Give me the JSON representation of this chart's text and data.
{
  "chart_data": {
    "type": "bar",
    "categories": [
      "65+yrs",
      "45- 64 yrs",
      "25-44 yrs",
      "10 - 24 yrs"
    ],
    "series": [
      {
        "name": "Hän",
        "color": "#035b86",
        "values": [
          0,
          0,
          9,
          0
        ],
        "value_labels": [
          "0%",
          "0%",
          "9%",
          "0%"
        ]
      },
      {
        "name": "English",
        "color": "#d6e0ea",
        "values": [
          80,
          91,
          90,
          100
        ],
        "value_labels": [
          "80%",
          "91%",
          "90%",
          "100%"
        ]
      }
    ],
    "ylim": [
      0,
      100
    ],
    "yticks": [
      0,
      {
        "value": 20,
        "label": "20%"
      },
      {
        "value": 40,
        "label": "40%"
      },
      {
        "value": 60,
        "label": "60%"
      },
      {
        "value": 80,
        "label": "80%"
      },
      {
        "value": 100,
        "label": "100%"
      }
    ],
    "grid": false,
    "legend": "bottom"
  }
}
┄┄┄┄┄┄
* [JOB] Every line above should be printed again exactly as it stands.

* [WRITTEN RESPONSE]
Give me the JSON representation of this chart's text and data.
{
  "chart_data": {
    "type": "bar",
    "categories": [
      "65+yrs",
      "45- 64 yrs",
      "25-44 yrs",
      "10 - 24 yrs"
    ],
    "series": [
      {
        "name": "Hän",
        "color": "#035b86",
        "values": [
          0,
          0,
          9,
          0
        ],
        "value_labels": [
          "0%",
          "0%",
          "9%",
          "0%"
        ]
      },
      {
        "name": "English",
        "color": "#d6e0ea",
        "values": [
          80,
          91,
          90,
          100
        ],
        "value_labels": [
          "80%",
          "91%",
          "90%",
          "100%"
        ]
      }
    ],
    "ylim": [
      0,
      100
    ],
    "yticks": [
      0,
      {
        "value": 20,
        "label": "20%"
      },
      {
        "value": 40,
        "label": "40%"
      },
      {
        "value": 60,
        "label": "60%"
      },
      {
        "value": 80,
        "label": "80%"
      },
      {
        "value": 100,
        "label": "100%"
      }
    ],
    "grid": false,
    "legend": "bottom"
  }
}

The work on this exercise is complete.